Supplied entries -
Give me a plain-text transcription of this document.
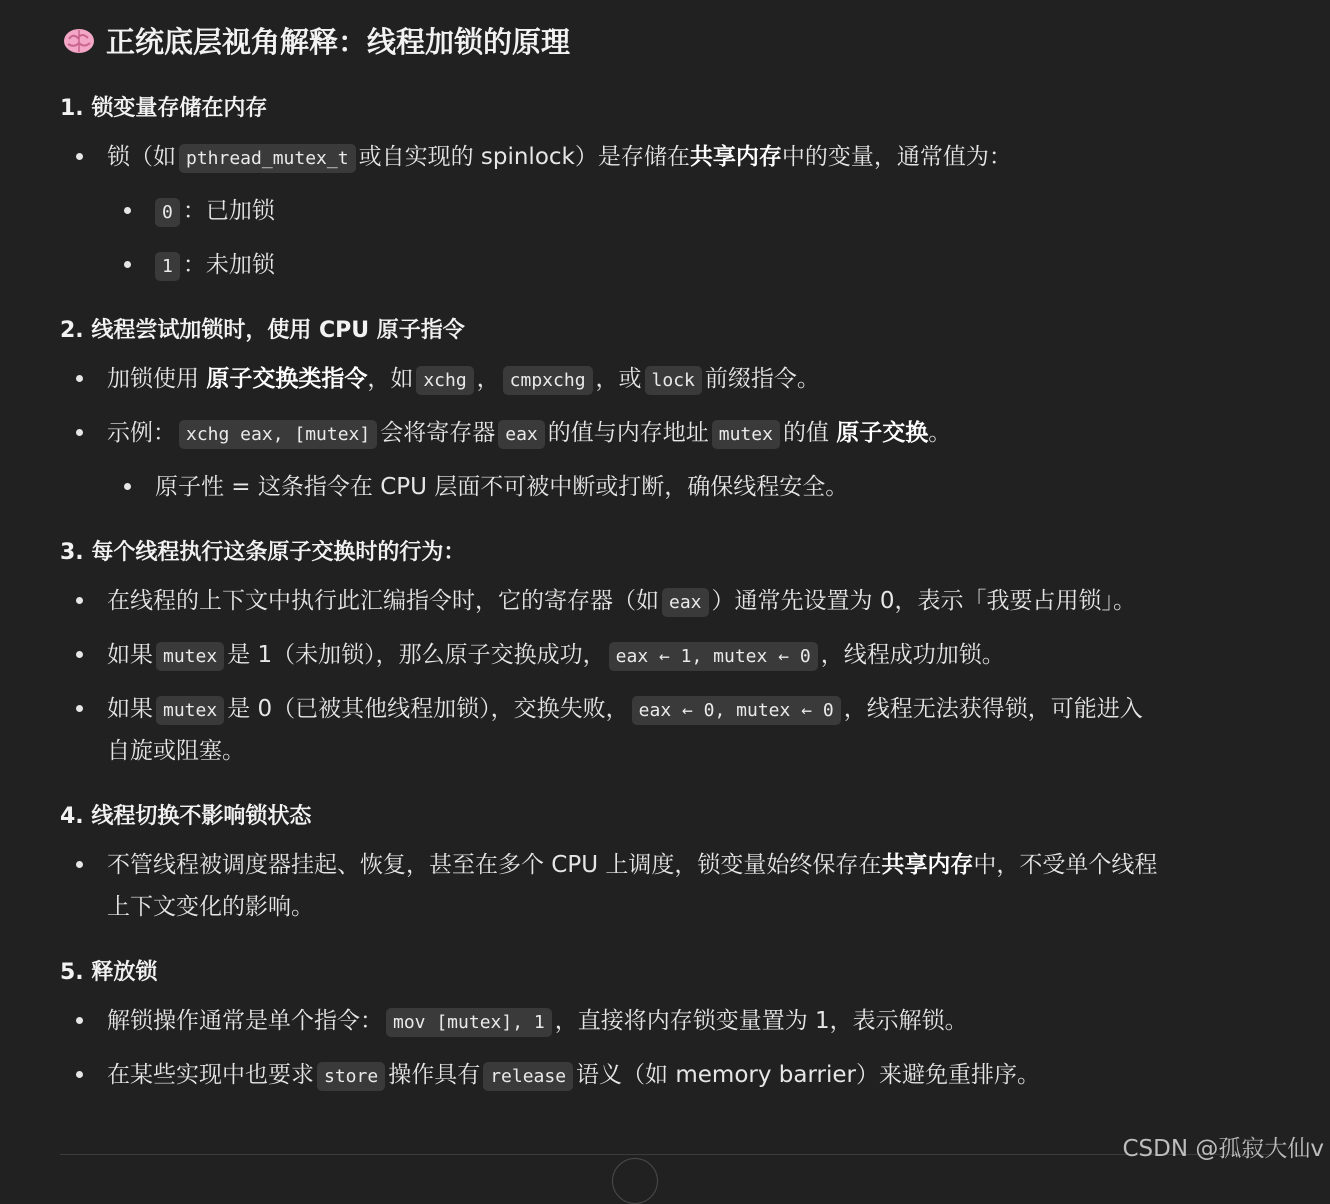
正统底层视角解释：线程加锁的原理
1. 锁变量存储在内存
锁（如 pthread_mutex_t 或自实现的 spinlock）是存储在共享内存中的变量，通常值为：
0 ：已加锁
1 ：未加锁
2. 线程尝试加锁时，使用 CPU 原子指令
加锁使用 原子交换类指令，如 xchg ， cmpxchg ，或 lock 前缀指令。
示例： xchg eax, [mutex] 会将寄存器 eax 的值与内存地址 mutex 的值 原子交换。
原子性 = 这条指令在 CPU 层面不可被中断或打断，确保线程安全。
3. 每个线程执行这条原子交换时的行为：
在线程的上下文中执行此汇编指令时，它的寄存器（如 eax ）通常先设置为 0，表示「我要占用锁」。
如果 mutex 是 1（未加锁），那么原子交换成功， eax ← 1, mutex ← 0 ，线程成功加锁。
如果 mutex 是 0（已被其他线程加锁），交换失败， eax ← 0, mutex ← 0 ，线程无法获得锁，可能进入
自旋或阻塞。
4. 线程切换不影响锁状态
不管线程被调度器挂起、恢复，甚至在多个 CPU 上调度，锁变量始终保存在共享内存中，不受单个线程
上下文变化的影响。
5. 释放锁
解锁操作通常是单个指令： mov [mutex], 1 ，直接将内存锁变量置为 1，表示解锁。
在某些实现中也要求 store 操作具有 release 语义（如 memory barrier）来避免重排序。
CSDN @孤寂大仙v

Goal of the exercise -
Repeat each entry exactly as given; no pictures belong in the copy.

Correct response -
Give me a plain-text transcription of this document.
正统底层视角解释：线程加锁的原理
1. 锁变量存储在内存
锁（如 pthread_mutex_t 或自实现的 spinlock）是存储在共享内存中的变量，通常值为：
0 ：已加锁
1 ：未加锁
2. 线程尝试加锁时，使用 CPU 原子指令
加锁使用 原子交换类指令，如 xchg ， cmpxchg ，或 lock 前缀指令。
示例： xchg eax, [mutex] 会将寄存器 eax 的值与内存地址 mutex 的值 原子交换。
原子性 = 这条指令在 CPU 层面不可被中断或打断，确保线程安全。
3. 每个线程执行这条原子交换时的行为：
在线程的上下文中执行此汇编指令时，它的寄存器（如 eax ）通常先设置为 0，表示「我要占用锁」。
如果 mutex 是 1（未加锁），那么原子交换成功， eax ← 1, mutex ← 0 ，线程成功加锁。
如果 mutex 是 0（已被其他线程加锁），交换失败， eax ← 0, mutex ← 0 ，线程无法获得锁，可能进入
自旋或阻塞。
4. 线程切换不影响锁状态
不管线程被调度器挂起、恢复，甚至在多个 CPU 上调度，锁变量始终保存在共享内存中，不受单个线程
上下文变化的影响。
5. 释放锁
解锁操作通常是单个指令： mov [mutex], 1 ，直接将内存锁变量置为 1，表示解锁。
在某些实现中也要求 store 操作具有 release 语义（如 memory barrier）来避免重排序。
CSDN @孤寂大仙v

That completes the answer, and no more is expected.